[Start DATA TO PROCESS]

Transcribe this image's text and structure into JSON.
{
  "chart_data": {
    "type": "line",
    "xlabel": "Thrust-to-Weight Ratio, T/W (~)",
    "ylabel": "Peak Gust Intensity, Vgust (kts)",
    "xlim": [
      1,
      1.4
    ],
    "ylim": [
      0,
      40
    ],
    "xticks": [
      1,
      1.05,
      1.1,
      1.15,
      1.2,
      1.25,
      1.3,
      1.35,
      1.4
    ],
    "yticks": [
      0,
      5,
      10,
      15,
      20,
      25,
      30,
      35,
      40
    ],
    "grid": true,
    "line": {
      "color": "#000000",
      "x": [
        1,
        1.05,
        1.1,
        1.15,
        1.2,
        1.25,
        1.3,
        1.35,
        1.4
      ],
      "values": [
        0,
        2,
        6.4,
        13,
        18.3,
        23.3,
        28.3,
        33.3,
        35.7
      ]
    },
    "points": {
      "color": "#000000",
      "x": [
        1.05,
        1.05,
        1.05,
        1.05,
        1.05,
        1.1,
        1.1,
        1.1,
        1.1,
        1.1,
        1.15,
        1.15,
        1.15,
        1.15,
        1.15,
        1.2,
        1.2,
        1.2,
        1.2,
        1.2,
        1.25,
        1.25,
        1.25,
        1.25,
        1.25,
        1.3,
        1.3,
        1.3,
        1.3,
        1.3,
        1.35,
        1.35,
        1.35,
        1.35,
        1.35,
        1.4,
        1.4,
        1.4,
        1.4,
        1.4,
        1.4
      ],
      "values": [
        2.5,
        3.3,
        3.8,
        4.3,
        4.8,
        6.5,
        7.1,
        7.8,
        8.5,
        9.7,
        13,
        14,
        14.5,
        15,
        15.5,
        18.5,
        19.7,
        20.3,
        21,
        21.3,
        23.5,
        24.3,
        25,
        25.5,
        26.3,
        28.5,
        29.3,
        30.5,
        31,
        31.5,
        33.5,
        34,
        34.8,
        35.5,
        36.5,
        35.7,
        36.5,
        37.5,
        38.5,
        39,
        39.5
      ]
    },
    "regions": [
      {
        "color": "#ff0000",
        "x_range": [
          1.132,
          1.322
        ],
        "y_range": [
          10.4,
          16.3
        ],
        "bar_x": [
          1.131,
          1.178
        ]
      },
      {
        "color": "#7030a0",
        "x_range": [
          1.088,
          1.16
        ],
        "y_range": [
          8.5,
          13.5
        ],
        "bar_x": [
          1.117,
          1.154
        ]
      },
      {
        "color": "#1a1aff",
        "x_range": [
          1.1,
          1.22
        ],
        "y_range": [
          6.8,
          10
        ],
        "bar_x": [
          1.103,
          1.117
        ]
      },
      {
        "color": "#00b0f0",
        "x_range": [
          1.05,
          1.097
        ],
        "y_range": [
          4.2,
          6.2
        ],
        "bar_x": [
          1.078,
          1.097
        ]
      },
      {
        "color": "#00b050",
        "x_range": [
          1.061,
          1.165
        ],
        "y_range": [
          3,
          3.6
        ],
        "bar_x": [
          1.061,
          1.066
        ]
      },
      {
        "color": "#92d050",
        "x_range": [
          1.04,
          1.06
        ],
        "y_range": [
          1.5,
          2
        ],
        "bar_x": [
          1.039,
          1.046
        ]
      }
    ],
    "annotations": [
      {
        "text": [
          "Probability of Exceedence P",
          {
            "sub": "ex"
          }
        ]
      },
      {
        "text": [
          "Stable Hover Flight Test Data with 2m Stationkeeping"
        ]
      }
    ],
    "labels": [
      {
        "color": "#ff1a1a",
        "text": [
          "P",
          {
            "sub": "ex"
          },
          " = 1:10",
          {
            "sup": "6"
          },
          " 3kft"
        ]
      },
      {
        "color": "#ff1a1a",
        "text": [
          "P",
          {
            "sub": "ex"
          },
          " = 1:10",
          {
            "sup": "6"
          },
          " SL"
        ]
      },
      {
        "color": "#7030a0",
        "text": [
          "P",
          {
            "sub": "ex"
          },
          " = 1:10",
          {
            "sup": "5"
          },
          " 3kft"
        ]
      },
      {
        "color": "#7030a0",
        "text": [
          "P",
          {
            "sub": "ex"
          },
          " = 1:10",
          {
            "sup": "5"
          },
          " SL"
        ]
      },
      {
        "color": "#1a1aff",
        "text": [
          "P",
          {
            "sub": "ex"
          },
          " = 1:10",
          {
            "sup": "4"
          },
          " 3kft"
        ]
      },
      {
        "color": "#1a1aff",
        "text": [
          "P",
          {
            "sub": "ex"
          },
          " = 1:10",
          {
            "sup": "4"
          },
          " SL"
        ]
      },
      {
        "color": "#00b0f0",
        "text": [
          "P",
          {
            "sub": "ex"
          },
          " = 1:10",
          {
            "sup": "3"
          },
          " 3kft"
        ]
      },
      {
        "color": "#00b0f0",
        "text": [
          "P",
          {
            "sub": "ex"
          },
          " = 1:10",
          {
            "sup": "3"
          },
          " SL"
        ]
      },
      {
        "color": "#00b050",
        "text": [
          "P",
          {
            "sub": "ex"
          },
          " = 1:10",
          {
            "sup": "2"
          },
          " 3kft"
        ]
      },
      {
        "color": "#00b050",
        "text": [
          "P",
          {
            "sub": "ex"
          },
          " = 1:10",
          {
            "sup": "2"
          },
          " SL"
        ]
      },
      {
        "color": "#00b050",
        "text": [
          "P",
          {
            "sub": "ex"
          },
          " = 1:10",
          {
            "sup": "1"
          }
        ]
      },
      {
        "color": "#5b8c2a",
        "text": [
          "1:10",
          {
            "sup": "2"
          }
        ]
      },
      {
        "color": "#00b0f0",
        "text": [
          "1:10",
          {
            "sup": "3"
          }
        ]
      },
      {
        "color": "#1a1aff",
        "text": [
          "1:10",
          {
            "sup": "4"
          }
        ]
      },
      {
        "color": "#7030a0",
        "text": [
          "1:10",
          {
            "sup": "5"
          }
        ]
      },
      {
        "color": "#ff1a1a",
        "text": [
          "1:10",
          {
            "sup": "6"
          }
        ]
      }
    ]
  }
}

[End DATA TO PROCESS]

Write out every entry again exactly, please, with nothing missing.

### OUTPUT OF THE EXERCISE
Transcribe this image's text and structure into JSON.
{
  "chart_data": {
    "type": "line",
    "xlabel": "Thrust-to-Weight Ratio, T/W (~)",
    "ylabel": "Peak Gust Intensity, Vgust (kts)",
    "xlim": [
      1,
      1.4
    ],
    "ylim": [
      0,
      40
    ],
    "xticks": [
      1,
      1.05,
      1.1,
      1.15,
      1.2,
      1.25,
      1.3,
      1.35,
      1.4
    ],
    "yticks": [
      0,
      5,
      10,
      15,
      20,
      25,
      30,
      35,
      40
    ],
    "grid": true,
    "line": {
      "color": "#000000",
      "x": [
        1,
        1.05,
        1.1,
        1.15,
        1.2,
        1.25,
        1.3,
        1.35,
        1.4
      ],
      "values": [
        0,
        2,
        6.4,
        13,
        18.3,
        23.3,
        28.3,
        33.3,
        35.7
      ]
    },
    "points": {
      "color": "#000000",
      "x": [
        1.05,
        1.05,
        1.05,
        1.05,
        1.05,
        1.1,
        1.1,
        1.1,
        1.1,
        1.1,
        1.15,
        1.15,
        1.15,
        1.15,
        1.15,
        1.2,
        1.2,
        1.2,
        1.2,
        1.2,
        1.25,
        1.25,
        1.25,
        1.25,
        1.25,
        1.3,
        1.3,
        1.3,
        1.3,
        1.3,
        1.35,
        1.35,
        1.35,
        1.35,
        1.35,
        1.4,
        1.4,
        1.4,
        1.4,
        1.4,
        1.4
      ],
      "values": [
        2.5,
        3.3,
        3.8,
        4.3,
        4.8,
        6.5,
        7.1,
        7.8,
        8.5,
        9.7,
        13,
        14,
        14.5,
        15,
        15.5,
        18.5,
        19.7,
        20.3,
        21,
        21.3,
        23.5,
        24.3,
        25,
        25.5,
        26.3,
        28.5,
        29.3,
        30.5,
        31,
        31.5,
        33.5,
        34,
        34.8,
        35.5,
        36.5,
        35.7,
        36.5,
        37.5,
        38.5,
        39,
        39.5
      ]
    },
    "regions": [
      {
        "color": "#ff0000",
        "x_range": [
          1.132,
          1.322
        ],
        "y_range": [
          10.4,
          16.3
        ],
        "bar_x": [
          1.131,
          1.178
        ]
      },
      {
        "color": "#7030a0",
        "x_range": [
          1.088,
          1.16
        ],
        "y_range": [
          8.5,
          13.5
        ],
        "bar_x": [
          1.117,
          1.154
        ]
      },
      {
        "color": "#1a1aff",
        "x_range": [
          1.1,
          1.22
        ],
        "y_range": [
          6.8,
          10
        ],
        "bar_x": [
          1.103,
          1.117
        ]
      },
      {
        "color": "#00b0f0",
        "x_range": [
          1.05,
          1.097
        ],
        "y_range": [
          4.2,
          6.2
        ],
        "bar_x": [
          1.078,
          1.097
        ]
      },
      {
        "color": "#00b050",
        "x_range": [
          1.061,
          1.165
        ],
        "y_range": [
          3,
          3.6
        ],
        "bar_x": [
          1.061,
          1.066
        ]
      },
      {
        "color": "#92d050",
        "x_range": [
          1.04,
          1.06
        ],
        "y_range": [
          1.5,
          2
        ],
        "bar_x": [
          1.039,
          1.046
        ]
      }
    ],
    "annotations": [
      {
        "text": [
          "Probability of Exceedence P",
          {
            "sub": "ex"
          }
        ]
      },
      {
        "text": [
          "Stable Hover Flight Test Data with 2m Stationkeeping"
        ]
      }
    ],
    "labels": [
      {
        "color": "#ff1a1a",
        "text": [
          "P",
          {
            "sub": "ex"
          },
          " = 1:10",
          {
            "sup": "6"
          },
          " 3kft"
        ]
      },
      {
        "color": "#ff1a1a",
        "text": [
          "P",
          {
            "sub": "ex"
          },
          " = 1:10",
          {
            "sup": "6"
          },
          " SL"
        ]
      },
      {
        "color": "#7030a0",
        "text": [
          "P",
          {
            "sub": "ex"
          },
          " = 1:10",
          {
            "sup": "5"
          },
          " 3kft"
        ]
      },
      {
        "color": "#7030a0",
        "text": [
          "P",
          {
            "sub": "ex"
          },
          " = 1:10",
          {
            "sup": "5"
          },
          " SL"
        ]
      },
      {
        "color": "#1a1aff",
        "text": [
          "P",
          {
            "sub": "ex"
          },
          " = 1:10",
          {
            "sup": "4"
          },
          " 3kft"
        ]
      },
      {
        "color": "#1a1aff",
        "text": [
          "P",
          {
            "sub": "ex"
          },
          " = 1:10",
          {
            "sup": "4"
          },
          " SL"
        ]
      },
      {
        "color": "#00b0f0",
        "text": [
          "P",
          {
            "sub": "ex"
          },
          " = 1:10",
          {
            "sup": "3"
          },
          " 3kft"
        ]
      },
      {
        "color": "#00b0f0",
        "text": [
          "P",
          {
            "sub": "ex"
          },
          " = 1:10",
          {
            "sup": "3"
          },
          " SL"
        ]
      },
      {
        "color": "#00b050",
        "text": [
          "P",
          {
            "sub": "ex"
          },
          " = 1:10",
          {
            "sup": "2"
          },
          " 3kft"
        ]
      },
      {
        "color": "#00b050",
        "text": [
          "P",
          {
            "sub": "ex"
          },
          " = 1:10",
          {
            "sup": "2"
          },
          " SL"
        ]
      },
      {
        "color": "#00b050",
        "text": [
          "P",
          {
            "sub": "ex"
          },
          " = 1:10",
          {
            "sup": "1"
          }
        ]
      },
      {
        "color": "#5b8c2a",
        "text": [
          "1:10",
          {
            "sup": "2"
          }
        ]
      },
      {
        "color": "#00b0f0",
        "text": [
          "1:10",
          {
            "sup": "3"
          }
        ]
      },
      {
        "color": "#1a1aff",
        "text": [
          "1:10",
          {
            "sup": "4"
          }
        ]
      },
      {
        "color": "#7030a0",
        "text": [
          "1:10",
          {
            "sup": "5"
          }
        ]
      },
      {
        "color": "#ff1a1a",
        "text": [
          "1:10",
          {
            "sup": "6"
          }
        ]
      }
    ]
  }
}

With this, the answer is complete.